-- begin SOURCE MATERIAL --
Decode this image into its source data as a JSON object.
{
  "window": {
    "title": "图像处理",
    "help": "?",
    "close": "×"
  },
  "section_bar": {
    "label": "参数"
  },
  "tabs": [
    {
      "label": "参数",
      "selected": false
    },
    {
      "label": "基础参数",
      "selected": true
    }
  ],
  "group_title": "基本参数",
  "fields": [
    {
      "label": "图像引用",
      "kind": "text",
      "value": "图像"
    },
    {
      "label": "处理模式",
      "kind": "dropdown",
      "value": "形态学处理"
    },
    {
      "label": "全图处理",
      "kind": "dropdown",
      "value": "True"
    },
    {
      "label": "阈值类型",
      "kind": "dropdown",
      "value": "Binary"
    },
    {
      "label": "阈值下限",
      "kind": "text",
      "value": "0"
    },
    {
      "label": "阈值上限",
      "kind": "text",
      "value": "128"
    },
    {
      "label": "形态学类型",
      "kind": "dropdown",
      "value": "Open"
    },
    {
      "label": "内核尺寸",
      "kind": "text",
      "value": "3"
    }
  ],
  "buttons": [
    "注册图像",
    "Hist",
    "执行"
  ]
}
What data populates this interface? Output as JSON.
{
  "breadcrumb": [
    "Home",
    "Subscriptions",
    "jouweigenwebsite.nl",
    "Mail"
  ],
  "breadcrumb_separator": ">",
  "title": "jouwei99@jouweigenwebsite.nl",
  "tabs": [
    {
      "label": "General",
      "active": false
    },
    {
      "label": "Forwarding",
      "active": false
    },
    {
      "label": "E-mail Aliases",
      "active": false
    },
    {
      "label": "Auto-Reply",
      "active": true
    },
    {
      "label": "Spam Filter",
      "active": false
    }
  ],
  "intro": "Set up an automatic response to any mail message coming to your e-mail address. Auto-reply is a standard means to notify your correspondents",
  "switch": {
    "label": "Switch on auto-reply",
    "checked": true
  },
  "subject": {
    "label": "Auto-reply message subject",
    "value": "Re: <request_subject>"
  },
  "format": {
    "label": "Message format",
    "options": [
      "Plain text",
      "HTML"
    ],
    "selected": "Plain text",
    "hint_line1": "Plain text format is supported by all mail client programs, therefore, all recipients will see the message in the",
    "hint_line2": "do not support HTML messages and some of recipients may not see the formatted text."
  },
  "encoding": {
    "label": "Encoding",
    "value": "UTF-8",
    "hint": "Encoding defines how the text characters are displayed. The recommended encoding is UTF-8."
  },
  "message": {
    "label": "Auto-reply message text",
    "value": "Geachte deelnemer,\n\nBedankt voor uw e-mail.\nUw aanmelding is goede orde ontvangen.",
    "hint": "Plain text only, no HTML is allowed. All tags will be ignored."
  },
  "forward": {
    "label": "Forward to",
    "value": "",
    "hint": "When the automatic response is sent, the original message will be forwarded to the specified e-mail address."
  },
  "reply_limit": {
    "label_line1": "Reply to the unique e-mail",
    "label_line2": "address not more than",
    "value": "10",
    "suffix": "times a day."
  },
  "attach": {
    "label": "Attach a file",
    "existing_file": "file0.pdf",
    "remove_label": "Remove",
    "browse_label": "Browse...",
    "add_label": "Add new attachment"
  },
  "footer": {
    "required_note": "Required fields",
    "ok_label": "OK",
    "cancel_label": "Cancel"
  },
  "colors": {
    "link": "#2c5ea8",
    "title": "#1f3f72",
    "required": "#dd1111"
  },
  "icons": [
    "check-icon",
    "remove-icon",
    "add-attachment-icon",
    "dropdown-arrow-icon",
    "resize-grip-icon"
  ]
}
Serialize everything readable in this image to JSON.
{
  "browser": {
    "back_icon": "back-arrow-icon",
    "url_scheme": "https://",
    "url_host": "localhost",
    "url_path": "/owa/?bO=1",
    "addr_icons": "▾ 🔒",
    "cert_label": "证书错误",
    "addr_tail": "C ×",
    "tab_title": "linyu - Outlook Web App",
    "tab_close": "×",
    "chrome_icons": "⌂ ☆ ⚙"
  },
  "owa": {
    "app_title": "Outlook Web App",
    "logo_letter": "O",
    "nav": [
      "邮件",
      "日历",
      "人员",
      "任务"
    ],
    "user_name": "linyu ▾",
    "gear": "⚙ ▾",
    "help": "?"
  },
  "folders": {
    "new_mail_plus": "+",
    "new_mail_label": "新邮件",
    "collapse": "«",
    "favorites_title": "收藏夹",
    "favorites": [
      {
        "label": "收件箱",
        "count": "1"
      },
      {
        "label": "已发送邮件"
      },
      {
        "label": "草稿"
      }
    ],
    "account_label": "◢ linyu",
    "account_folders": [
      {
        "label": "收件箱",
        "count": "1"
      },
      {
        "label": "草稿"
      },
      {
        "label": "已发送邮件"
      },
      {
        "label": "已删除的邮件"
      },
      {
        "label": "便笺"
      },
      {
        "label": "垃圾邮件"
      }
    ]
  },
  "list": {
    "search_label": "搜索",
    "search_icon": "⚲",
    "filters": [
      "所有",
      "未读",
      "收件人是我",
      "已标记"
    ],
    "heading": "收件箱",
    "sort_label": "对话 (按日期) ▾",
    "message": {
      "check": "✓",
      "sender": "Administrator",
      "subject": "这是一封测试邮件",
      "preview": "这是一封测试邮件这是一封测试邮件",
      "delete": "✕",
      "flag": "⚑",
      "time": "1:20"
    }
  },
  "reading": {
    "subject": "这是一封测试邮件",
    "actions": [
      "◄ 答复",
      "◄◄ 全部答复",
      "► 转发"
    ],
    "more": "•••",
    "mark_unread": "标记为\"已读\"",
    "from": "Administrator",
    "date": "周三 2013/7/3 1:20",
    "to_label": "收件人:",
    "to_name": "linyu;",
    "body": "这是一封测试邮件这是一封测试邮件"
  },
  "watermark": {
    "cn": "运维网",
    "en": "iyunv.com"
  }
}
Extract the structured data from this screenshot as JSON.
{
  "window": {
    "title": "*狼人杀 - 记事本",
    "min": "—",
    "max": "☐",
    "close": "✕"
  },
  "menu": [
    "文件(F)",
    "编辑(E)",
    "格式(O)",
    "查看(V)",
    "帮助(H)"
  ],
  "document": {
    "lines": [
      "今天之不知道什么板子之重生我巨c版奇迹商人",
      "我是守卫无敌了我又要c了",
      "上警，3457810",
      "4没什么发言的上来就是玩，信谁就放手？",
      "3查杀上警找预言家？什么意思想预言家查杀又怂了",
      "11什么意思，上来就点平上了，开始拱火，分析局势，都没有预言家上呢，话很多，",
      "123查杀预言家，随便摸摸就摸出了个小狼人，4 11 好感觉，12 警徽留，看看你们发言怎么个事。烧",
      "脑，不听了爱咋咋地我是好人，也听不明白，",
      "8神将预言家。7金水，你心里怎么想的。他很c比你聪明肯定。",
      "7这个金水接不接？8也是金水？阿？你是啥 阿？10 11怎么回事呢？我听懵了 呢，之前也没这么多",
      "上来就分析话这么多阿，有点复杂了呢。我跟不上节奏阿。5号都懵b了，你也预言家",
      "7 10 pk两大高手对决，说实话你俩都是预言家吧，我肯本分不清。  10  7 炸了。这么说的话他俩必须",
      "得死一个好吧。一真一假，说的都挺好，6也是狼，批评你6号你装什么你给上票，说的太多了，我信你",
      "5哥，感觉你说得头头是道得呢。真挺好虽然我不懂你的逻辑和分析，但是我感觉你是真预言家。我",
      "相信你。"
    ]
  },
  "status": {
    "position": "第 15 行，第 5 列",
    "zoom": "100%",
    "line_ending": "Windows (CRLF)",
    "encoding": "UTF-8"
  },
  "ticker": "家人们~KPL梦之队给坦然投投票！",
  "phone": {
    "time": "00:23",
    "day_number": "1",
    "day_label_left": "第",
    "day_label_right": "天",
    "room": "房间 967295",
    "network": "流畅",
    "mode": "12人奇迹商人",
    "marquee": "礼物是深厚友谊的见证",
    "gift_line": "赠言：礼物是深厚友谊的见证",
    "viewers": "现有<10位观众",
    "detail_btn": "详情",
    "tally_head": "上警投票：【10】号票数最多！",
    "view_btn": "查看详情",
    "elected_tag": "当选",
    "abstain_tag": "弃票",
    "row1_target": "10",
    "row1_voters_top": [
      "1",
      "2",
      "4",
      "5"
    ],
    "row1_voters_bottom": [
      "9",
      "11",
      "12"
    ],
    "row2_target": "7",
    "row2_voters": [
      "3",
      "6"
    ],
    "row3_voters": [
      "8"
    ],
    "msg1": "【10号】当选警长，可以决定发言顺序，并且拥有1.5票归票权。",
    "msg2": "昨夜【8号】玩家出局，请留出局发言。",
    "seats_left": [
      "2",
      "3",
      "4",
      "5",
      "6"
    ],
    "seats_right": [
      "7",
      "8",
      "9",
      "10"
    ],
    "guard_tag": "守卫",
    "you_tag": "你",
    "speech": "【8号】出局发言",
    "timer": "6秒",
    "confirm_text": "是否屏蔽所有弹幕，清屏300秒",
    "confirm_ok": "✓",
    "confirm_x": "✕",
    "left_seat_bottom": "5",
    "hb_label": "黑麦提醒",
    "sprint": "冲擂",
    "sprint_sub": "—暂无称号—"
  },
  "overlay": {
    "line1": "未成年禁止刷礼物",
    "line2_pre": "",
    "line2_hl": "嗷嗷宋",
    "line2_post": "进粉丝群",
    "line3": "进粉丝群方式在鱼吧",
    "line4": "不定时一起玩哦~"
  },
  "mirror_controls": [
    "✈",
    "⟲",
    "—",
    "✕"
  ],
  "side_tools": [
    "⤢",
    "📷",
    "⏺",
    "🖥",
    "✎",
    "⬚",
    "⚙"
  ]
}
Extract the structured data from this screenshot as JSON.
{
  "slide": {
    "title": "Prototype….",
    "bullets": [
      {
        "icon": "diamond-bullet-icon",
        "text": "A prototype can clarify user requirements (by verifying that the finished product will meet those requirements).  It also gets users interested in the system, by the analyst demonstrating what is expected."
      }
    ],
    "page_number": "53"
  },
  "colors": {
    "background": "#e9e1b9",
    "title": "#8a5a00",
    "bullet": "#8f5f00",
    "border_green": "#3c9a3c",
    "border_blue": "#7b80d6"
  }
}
-- end SOURCE MATERIAL --
## WORK TO COMPLETE
Write out every line from the entries where "data" appears.

## RESPONSE TO THE EXERCISE
Decode this image into its source data as a JSON object.
What data populates this interface? Output as JSON.
Extract the structured data from this screenshot as JSON.
Extract the structured data from this screenshot as JSON.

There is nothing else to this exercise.